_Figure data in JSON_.
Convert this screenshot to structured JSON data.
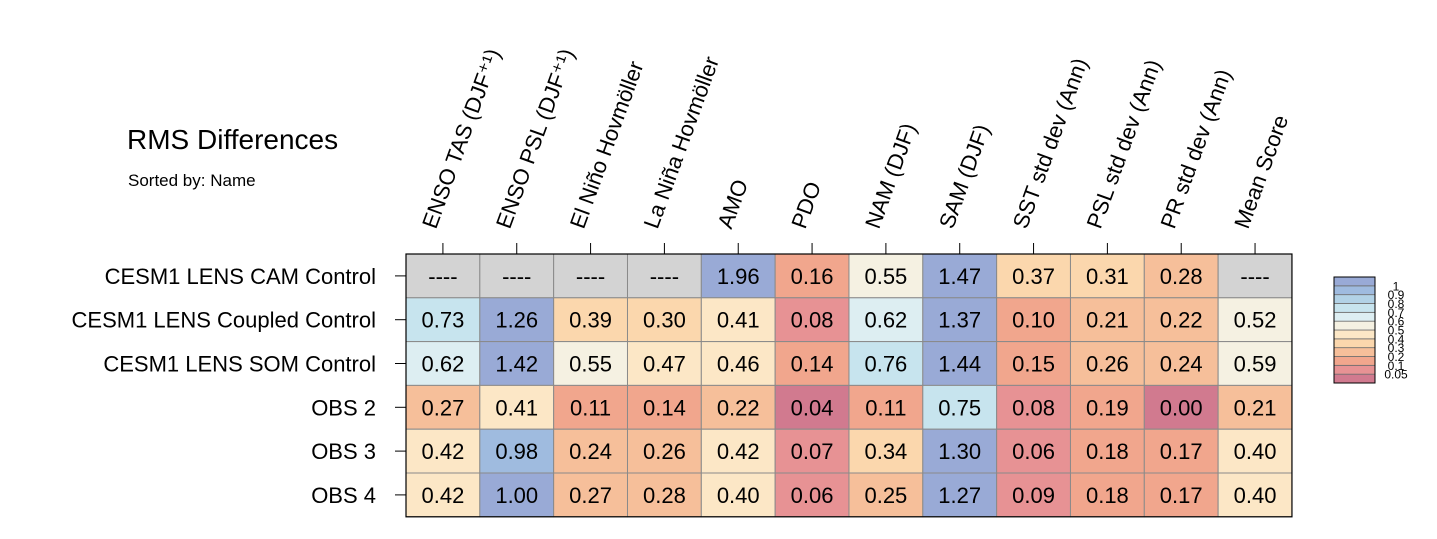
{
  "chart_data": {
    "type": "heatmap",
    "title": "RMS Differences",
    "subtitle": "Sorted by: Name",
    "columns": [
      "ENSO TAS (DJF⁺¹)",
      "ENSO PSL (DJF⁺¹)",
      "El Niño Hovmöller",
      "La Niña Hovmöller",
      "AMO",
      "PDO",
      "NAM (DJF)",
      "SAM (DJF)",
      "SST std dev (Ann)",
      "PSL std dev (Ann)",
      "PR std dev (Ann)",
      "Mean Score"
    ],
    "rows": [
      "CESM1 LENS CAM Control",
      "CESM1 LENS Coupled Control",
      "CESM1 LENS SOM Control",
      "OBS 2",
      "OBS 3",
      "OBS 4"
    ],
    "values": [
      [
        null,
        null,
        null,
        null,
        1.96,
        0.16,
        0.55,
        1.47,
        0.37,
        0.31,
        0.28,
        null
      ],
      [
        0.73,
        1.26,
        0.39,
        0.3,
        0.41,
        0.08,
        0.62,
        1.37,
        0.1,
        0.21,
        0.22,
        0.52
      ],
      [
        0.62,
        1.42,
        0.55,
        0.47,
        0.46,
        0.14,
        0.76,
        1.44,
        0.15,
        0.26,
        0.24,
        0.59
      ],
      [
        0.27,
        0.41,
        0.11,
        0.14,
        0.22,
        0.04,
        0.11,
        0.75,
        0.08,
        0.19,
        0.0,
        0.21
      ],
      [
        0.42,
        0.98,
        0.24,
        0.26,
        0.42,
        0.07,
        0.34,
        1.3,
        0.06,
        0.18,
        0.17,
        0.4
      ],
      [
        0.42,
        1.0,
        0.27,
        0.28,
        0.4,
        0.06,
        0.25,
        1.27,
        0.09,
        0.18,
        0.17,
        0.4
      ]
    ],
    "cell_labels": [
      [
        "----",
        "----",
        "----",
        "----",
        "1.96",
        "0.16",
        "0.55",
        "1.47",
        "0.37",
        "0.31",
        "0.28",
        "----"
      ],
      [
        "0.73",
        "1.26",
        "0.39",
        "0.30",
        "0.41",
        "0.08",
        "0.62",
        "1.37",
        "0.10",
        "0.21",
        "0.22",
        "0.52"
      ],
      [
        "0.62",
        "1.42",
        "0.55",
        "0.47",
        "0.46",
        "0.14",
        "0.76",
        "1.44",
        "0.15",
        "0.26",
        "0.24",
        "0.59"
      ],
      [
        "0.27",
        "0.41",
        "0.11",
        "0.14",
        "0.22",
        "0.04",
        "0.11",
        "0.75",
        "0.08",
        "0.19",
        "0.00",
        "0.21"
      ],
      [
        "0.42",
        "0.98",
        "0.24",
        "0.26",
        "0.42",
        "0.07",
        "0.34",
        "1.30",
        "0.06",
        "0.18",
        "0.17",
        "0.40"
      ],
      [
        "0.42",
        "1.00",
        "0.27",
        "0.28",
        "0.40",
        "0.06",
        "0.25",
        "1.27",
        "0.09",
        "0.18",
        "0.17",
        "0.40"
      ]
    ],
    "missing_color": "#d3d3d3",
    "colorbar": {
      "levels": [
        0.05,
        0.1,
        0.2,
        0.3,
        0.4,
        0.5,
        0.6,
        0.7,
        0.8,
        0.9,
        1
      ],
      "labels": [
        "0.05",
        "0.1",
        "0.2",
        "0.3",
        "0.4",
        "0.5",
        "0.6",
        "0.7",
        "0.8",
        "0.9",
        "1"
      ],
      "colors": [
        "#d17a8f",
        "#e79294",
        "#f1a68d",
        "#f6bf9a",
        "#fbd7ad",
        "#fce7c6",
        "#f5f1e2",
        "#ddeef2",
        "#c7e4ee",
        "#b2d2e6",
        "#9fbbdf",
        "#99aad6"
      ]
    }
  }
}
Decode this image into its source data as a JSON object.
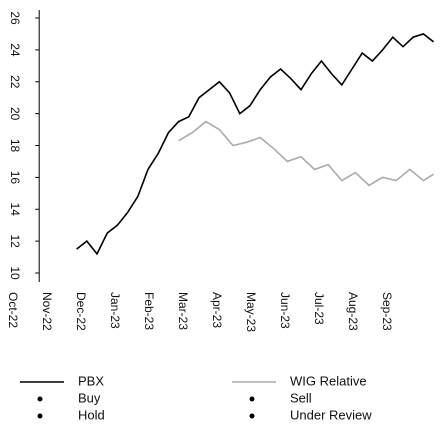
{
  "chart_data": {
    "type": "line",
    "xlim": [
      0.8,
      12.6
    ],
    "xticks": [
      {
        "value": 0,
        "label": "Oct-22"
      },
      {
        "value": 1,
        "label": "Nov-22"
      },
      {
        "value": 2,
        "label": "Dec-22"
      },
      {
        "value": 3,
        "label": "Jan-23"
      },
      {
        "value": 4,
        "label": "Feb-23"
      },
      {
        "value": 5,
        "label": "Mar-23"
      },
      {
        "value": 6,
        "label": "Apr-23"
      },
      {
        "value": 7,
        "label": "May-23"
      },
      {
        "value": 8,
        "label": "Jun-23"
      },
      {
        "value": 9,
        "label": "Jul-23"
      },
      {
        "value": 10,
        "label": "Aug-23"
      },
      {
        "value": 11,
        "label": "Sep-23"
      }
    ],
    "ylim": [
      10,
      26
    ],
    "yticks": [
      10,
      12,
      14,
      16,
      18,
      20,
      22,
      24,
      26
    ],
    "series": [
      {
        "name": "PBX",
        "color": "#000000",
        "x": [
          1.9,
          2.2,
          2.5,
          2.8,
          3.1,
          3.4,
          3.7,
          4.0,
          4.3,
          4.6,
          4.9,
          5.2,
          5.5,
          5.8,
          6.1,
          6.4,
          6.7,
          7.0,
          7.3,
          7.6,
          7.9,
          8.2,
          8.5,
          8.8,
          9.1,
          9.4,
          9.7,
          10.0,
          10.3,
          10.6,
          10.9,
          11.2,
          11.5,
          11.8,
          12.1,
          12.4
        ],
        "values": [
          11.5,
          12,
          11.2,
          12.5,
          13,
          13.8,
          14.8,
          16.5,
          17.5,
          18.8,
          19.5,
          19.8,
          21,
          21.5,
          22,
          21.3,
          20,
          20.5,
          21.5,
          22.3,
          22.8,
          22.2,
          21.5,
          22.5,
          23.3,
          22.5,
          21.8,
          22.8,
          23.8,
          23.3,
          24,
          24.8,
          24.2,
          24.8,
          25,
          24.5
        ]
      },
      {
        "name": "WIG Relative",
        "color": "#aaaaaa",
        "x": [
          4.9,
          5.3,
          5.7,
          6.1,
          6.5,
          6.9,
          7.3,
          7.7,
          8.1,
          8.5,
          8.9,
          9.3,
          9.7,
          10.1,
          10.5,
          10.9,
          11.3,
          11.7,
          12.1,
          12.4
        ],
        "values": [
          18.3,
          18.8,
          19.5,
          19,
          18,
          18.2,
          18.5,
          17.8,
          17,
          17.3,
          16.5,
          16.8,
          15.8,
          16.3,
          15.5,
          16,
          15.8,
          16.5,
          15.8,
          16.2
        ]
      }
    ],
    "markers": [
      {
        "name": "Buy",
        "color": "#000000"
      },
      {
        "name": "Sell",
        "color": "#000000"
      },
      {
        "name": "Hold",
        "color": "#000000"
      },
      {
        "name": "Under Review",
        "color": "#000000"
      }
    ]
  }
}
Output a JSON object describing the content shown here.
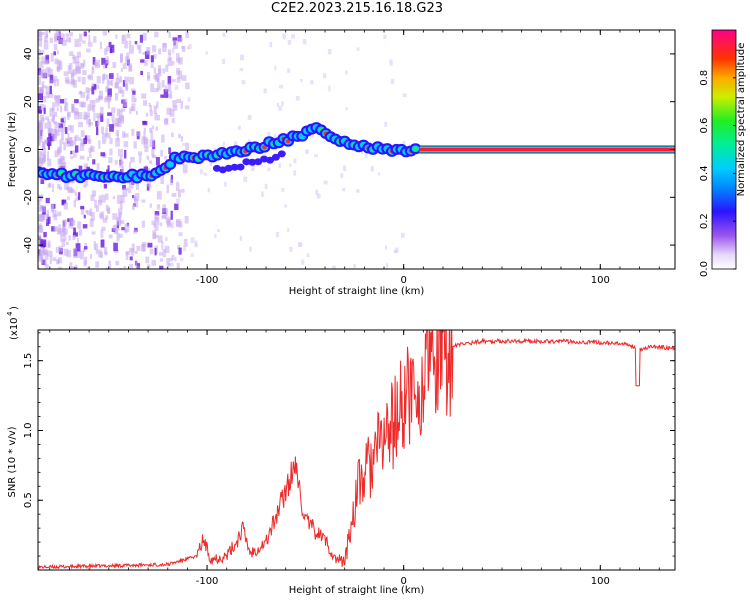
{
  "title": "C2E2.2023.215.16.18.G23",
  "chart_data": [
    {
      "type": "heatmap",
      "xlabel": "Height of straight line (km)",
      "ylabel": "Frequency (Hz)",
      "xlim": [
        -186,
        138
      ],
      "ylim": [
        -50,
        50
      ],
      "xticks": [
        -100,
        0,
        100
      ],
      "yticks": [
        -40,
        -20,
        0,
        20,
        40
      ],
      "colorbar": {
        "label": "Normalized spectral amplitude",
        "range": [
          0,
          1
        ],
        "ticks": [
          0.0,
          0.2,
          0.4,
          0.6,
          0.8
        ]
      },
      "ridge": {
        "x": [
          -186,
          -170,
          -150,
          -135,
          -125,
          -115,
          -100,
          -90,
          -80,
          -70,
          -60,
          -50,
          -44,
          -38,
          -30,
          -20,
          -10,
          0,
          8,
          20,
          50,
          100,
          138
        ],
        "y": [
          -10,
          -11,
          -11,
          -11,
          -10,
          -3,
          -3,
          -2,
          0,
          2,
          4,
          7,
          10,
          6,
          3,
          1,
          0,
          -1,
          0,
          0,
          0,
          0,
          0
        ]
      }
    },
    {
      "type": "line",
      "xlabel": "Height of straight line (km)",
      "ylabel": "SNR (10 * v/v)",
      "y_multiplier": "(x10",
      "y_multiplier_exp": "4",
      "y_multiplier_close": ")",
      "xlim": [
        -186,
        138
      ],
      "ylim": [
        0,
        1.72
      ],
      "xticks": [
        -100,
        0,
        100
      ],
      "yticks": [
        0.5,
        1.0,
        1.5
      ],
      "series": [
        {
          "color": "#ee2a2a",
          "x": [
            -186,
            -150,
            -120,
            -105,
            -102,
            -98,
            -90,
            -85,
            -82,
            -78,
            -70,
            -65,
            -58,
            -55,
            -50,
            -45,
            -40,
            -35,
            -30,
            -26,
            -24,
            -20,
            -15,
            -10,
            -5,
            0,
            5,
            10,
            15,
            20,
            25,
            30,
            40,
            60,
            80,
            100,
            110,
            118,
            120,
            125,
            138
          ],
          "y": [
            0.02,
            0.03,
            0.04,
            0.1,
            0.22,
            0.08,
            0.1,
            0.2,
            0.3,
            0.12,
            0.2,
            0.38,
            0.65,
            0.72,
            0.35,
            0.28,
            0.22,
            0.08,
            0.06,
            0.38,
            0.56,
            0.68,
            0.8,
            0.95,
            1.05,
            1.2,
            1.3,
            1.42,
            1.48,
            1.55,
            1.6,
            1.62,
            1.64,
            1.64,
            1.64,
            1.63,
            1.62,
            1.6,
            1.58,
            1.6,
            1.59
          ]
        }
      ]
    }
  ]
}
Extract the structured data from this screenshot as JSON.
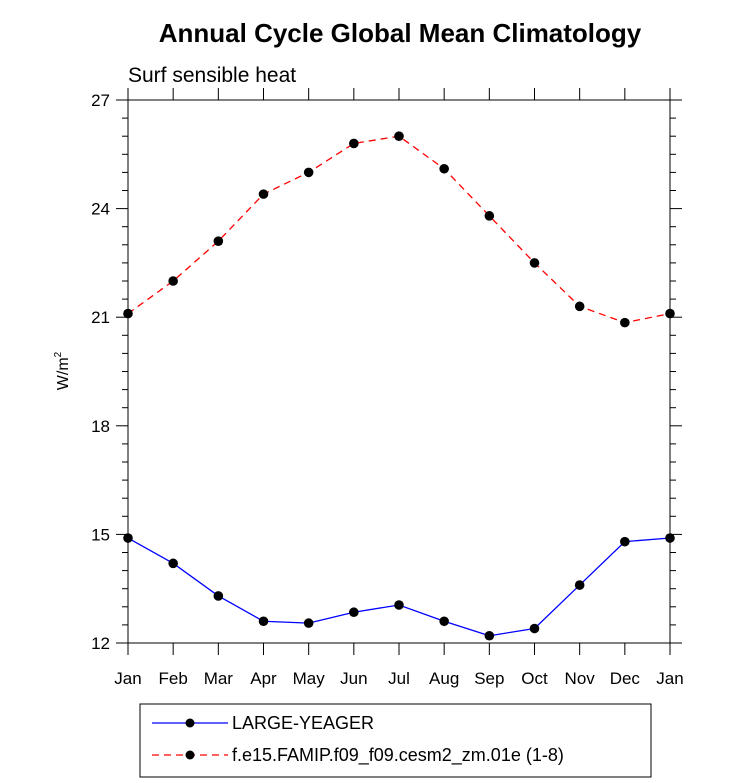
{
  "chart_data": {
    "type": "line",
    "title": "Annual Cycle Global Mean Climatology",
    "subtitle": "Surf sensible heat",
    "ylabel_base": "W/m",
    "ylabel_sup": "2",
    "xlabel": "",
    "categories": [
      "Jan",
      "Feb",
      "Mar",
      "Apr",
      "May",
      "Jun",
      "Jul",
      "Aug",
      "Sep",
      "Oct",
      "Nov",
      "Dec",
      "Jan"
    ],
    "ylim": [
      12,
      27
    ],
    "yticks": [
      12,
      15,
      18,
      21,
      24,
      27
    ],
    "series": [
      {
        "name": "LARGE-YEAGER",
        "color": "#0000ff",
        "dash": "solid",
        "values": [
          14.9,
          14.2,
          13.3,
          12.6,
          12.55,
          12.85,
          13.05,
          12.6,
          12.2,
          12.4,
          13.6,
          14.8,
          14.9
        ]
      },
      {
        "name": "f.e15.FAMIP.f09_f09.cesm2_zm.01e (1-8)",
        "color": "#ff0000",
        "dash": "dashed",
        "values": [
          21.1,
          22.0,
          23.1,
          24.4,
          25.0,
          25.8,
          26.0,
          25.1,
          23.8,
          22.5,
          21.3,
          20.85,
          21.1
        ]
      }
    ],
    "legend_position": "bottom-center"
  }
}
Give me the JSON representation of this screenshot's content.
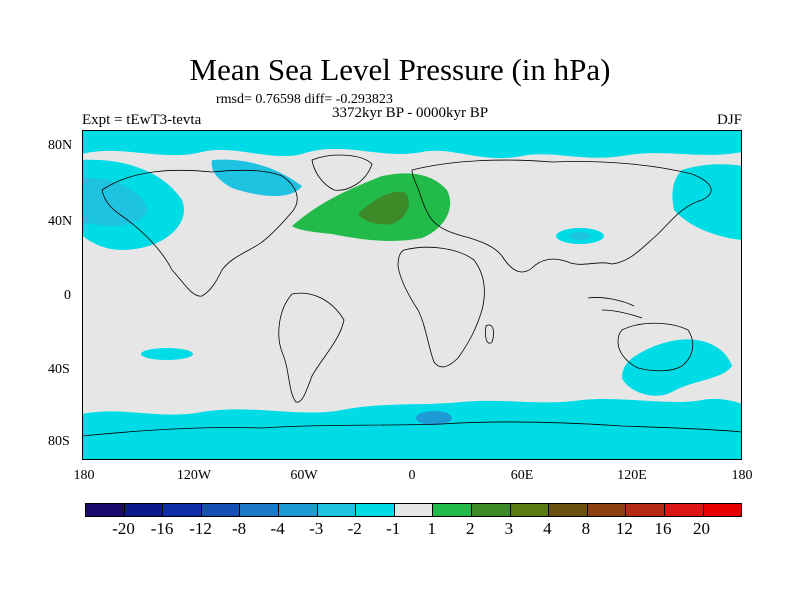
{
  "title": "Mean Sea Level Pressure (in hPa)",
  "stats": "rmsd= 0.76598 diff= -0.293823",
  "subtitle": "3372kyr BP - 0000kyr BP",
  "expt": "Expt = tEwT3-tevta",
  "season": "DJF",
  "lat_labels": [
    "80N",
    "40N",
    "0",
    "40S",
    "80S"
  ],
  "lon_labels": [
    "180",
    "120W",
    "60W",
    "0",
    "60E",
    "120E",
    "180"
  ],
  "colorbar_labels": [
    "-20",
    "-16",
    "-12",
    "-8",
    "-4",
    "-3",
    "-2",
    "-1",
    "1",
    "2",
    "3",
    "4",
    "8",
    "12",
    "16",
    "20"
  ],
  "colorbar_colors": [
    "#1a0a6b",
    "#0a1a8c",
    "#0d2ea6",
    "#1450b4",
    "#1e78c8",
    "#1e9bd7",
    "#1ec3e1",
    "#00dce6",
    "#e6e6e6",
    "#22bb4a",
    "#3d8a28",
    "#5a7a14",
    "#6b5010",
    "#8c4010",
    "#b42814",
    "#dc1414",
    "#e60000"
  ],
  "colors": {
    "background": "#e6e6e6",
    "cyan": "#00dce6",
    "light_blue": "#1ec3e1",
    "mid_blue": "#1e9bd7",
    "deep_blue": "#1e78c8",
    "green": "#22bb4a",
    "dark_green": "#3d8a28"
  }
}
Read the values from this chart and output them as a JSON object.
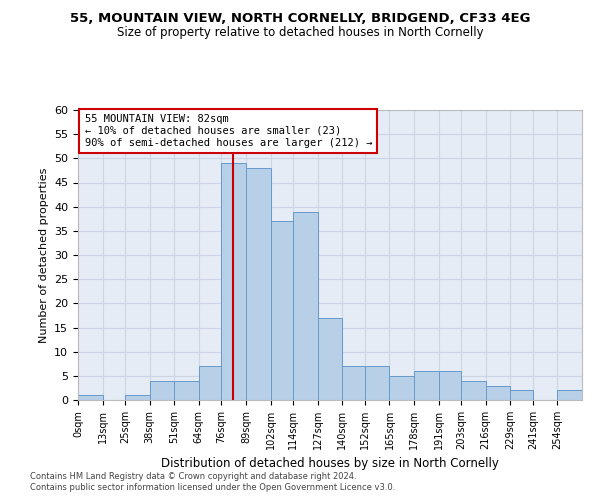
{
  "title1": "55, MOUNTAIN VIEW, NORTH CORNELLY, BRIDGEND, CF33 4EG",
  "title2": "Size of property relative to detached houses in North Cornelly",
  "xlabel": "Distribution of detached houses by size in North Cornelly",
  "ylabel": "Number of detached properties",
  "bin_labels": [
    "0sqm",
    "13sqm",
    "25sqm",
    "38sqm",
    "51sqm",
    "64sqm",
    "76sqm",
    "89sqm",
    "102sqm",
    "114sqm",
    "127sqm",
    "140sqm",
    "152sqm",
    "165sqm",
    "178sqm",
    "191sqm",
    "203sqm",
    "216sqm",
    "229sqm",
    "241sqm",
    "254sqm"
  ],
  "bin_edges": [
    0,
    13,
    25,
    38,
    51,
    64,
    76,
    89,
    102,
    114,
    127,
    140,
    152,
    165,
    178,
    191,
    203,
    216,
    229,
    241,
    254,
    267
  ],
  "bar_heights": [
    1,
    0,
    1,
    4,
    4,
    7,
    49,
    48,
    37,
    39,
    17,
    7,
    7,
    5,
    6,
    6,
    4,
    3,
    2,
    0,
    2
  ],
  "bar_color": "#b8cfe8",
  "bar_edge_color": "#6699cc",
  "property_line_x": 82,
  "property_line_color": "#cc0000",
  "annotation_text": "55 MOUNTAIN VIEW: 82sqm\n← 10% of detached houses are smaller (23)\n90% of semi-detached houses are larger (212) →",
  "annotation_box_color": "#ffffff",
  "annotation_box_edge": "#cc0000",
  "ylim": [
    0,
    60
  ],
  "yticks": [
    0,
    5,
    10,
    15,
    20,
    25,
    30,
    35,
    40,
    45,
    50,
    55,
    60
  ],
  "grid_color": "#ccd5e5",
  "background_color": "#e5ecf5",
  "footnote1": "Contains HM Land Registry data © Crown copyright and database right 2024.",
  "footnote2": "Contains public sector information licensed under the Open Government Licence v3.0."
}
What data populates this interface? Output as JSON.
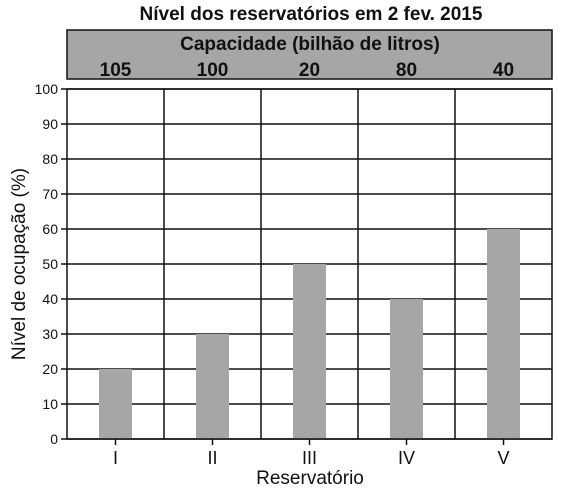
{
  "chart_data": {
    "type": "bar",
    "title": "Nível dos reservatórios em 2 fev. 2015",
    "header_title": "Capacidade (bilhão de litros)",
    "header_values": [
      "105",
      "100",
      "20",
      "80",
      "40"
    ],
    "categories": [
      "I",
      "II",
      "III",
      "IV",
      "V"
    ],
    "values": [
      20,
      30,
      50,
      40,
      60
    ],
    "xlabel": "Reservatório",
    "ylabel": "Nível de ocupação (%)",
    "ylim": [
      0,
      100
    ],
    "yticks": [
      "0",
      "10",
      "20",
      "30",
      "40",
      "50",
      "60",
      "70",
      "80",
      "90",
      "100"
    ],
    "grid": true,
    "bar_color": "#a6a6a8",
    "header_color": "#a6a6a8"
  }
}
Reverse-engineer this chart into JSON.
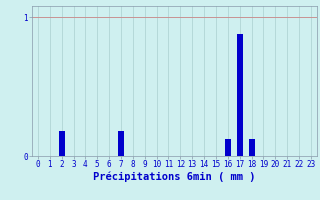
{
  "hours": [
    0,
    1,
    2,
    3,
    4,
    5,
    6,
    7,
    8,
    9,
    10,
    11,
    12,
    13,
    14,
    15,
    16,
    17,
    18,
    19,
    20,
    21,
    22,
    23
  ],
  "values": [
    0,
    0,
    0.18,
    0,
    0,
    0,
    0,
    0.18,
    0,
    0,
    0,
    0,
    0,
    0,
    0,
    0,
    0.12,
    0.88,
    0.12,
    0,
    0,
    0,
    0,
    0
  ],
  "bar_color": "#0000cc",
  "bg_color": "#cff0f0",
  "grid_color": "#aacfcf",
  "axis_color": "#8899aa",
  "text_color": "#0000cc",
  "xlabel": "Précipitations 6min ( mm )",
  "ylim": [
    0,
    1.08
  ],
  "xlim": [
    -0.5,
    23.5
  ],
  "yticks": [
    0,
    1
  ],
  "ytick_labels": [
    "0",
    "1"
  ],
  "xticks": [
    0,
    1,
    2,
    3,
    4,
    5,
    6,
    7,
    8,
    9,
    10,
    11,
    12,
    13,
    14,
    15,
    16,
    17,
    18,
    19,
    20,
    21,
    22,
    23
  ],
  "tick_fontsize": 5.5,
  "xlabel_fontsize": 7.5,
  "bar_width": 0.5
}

_Exercise requirements_. What is the number of lines in the listing that contain the string "into"? Reply with that number alone.

_Expected answer_. 2